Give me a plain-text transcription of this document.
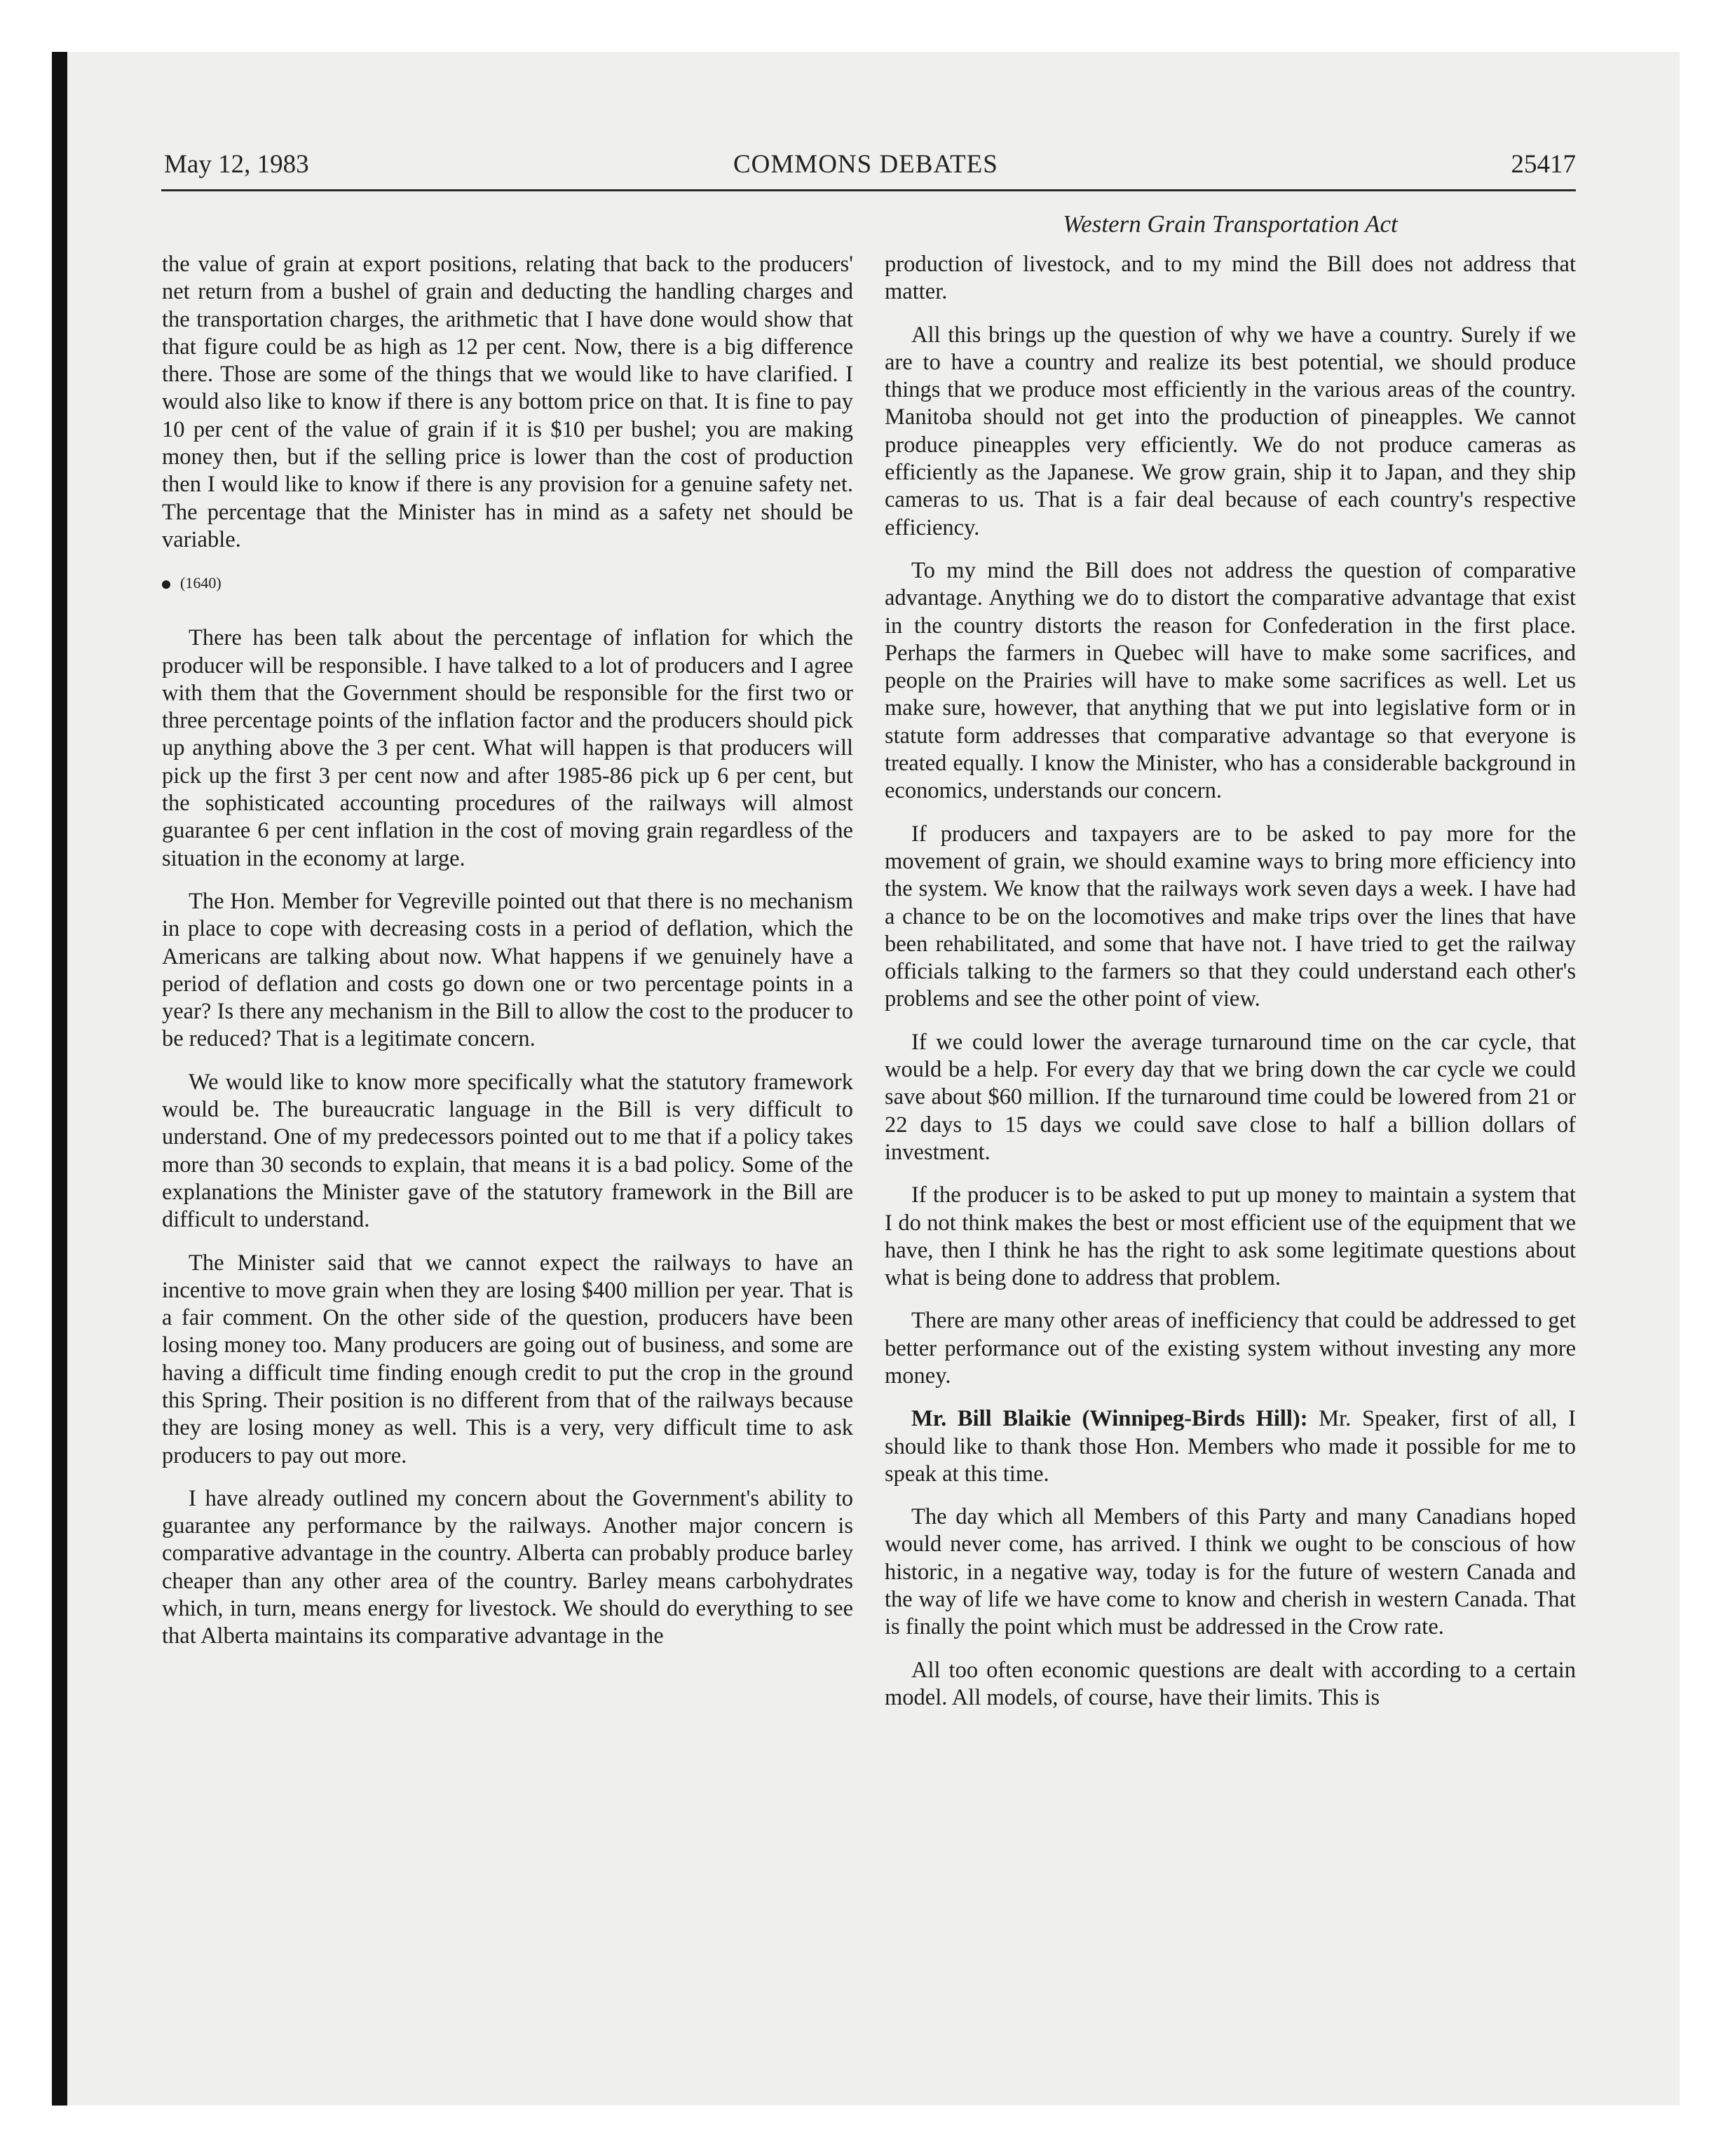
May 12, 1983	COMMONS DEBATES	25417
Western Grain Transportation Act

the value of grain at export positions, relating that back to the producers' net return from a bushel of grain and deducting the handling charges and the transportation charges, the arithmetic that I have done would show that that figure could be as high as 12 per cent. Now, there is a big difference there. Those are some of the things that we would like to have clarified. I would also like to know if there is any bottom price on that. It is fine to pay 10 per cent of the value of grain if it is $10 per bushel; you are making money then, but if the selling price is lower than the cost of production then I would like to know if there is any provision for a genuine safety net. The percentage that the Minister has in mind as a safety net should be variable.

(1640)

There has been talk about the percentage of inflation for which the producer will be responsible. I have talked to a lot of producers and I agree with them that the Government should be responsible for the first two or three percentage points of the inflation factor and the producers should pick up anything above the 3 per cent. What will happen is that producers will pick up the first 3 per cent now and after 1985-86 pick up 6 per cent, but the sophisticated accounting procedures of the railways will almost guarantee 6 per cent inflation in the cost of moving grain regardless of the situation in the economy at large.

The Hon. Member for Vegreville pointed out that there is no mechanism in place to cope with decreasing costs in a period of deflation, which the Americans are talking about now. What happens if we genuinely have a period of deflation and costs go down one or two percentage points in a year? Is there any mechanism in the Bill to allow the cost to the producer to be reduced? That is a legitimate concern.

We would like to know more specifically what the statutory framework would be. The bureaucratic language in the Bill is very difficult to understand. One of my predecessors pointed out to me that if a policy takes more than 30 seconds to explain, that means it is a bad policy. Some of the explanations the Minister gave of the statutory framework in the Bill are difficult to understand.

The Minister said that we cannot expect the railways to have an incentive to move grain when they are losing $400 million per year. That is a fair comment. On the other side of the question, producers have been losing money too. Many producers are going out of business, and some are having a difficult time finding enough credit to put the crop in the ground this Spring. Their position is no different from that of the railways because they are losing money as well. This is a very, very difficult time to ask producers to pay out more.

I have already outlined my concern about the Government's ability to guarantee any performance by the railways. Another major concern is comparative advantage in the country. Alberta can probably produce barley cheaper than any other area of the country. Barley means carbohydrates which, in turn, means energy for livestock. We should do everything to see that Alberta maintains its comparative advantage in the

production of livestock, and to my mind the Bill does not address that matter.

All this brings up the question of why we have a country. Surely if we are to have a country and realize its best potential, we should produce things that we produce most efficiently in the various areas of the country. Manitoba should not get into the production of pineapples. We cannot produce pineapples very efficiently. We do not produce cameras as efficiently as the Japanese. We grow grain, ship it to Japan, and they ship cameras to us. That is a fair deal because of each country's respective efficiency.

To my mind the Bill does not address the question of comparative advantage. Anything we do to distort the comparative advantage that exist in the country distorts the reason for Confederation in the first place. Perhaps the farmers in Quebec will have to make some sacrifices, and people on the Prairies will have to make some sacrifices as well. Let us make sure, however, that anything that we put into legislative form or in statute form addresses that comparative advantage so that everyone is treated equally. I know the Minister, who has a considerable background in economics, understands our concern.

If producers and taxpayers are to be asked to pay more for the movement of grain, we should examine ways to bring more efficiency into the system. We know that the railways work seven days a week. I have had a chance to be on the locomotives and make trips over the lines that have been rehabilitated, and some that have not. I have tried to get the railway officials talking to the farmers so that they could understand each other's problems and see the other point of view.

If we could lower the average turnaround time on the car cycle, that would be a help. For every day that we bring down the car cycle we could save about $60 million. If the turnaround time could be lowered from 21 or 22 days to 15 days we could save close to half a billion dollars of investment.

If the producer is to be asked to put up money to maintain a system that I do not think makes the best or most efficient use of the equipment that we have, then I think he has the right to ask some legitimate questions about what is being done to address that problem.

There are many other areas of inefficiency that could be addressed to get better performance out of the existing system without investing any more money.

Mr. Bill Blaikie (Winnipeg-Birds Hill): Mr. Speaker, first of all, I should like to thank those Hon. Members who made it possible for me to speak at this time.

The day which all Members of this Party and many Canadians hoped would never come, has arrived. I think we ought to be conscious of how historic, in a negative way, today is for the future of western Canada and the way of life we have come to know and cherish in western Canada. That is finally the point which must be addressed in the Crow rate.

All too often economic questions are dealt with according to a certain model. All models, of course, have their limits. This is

+ + + + + + +

> [Aim of the exercise]: Leave out the pictures and print each record exactly as it stands.

> [Correct answer]:
Give me a plain-text transcription of this document.
May 12, 1983	COMMONS DEBATES	25417
Western Grain Transportation Act

the value of grain at export positions, relating that back to the producers' net return from a bushel of grain and deducting the handling charges and the transportation charges, the arithmetic that I have done would show that that figure could be as high as 12 per cent. Now, there is a big difference there. Those are some of the things that we would like to have clarified. I would also like to know if there is any bottom price on that. It is fine to pay 10 per cent of the value of grain if it is $10 per bushel; you are making money then, but if the selling price is lower than the cost of production then I would like to know if there is any provision for a genuine safety net. The percentage that the Minister has in mind as a safety net should be variable.

(1640)

There has been talk about the percentage of inflation for which the producer will be responsible. I have talked to a lot of producers and I agree with them that the Government should be responsible for the first two or three percentage points of the inflation factor and the producers should pick up anything above the 3 per cent. What will happen is that producers will pick up the first 3 per cent now and after 1985-86 pick up 6 per cent, but the sophisticated accounting procedures of the railways will almost guarantee 6 per cent inflation in the cost of moving grain regardless of the situation in the economy at large.

The Hon. Member for Vegreville pointed out that there is no mechanism in place to cope with decreasing costs in a period of deflation, which the Americans are talking about now. What happens if we genuinely have a period of deflation and costs go down one or two percentage points in a year? Is there any mechanism in the Bill to allow the cost to the producer to be reduced? That is a legitimate concern.

We would like to know more specifically what the statutory framework would be. The bureaucratic language in the Bill is very difficult to understand. One of my predecessors pointed out to me that if a policy takes more than 30 seconds to explain, that means it is a bad policy. Some of the explanations the Minister gave of the statutory framework in the Bill are difficult to understand.

The Minister said that we cannot expect the railways to have an incentive to move grain when they are losing $400 million per year. That is a fair comment. On the other side of the question, producers have been losing money too. Many producers are going out of business, and some are having a difficult time finding enough credit to put the crop in the ground this Spring. Their position is no different from that of the railways because they are losing money as well. This is a very, very difficult time to ask producers to pay out more.

I have already outlined my concern about the Government's ability to guarantee any performance by the railways. Another major concern is comparative advantage in the country. Alberta can probably produce barley cheaper than any other area of the country. Barley means carbohydrates which, in turn, means energy for livestock. We should do everything to see that Alberta maintains its comparative advantage in the

production of livestock, and to my mind the Bill does not address that matter.

All this brings up the question of why we have a country. Surely if we are to have a country and realize its best potential, we should produce things that we produce most efficiently in the various areas of the country. Manitoba should not get into the production of pineapples. We cannot produce pineapples very efficiently. We do not produce cameras as efficiently as the Japanese. We grow grain, ship it to Japan, and they ship cameras to us. That is a fair deal because of each country's respective efficiency.

To my mind the Bill does not address the question of comparative advantage. Anything we do to distort the comparative advantage that exist in the country distorts the reason for Confederation in the first place. Perhaps the farmers in Quebec will have to make some sacrifices, and people on the Prairies will have to make some sacrifices as well. Let us make sure, however, that anything that we put into legislative form or in statute form addresses that comparative advantage so that everyone is treated equally. I know the Minister, who has a considerable background in economics, understands our concern.

If producers and taxpayers are to be asked to pay more for the movement of grain, we should examine ways to bring more efficiency into the system. We know that the railways work seven days a week. I have had a chance to be on the locomotives and make trips over the lines that have been rehabilitated, and some that have not. I have tried to get the railway officials talking to the farmers so that they could understand each other's problems and see the other point of view.

If we could lower the average turnaround time on the car cycle, that would be a help. For every day that we bring down the car cycle we could save about $60 million. If the turnaround time could be lowered from 21 or 22 days to 15 days we could save close to half a billion dollars of investment.

If the producer is to be asked to put up money to maintain a system that I do not think makes the best or most efficient use of the equipment that we have, then I think he has the right to ask some legitimate questions about what is being done to address that problem.

There are many other areas of inefficiency that could be addressed to get better performance out of the existing system without investing any more money.

Mr. Bill Blaikie (Winnipeg-Birds Hill): Mr. Speaker, first of all, I should like to thank those Hon. Members who made it possible for me to speak at this time.

The day which all Members of this Party and many Canadians hoped would never come, has arrived. I think we ought to be conscious of how historic, in a negative way, today is for the future of western Canada and the way of life we have come to know and cherish in western Canada. That is finally the point which must be addressed in the Crow rate.

All too often economic questions are dealt with according to a certain model. All models, of course, have their limits. This is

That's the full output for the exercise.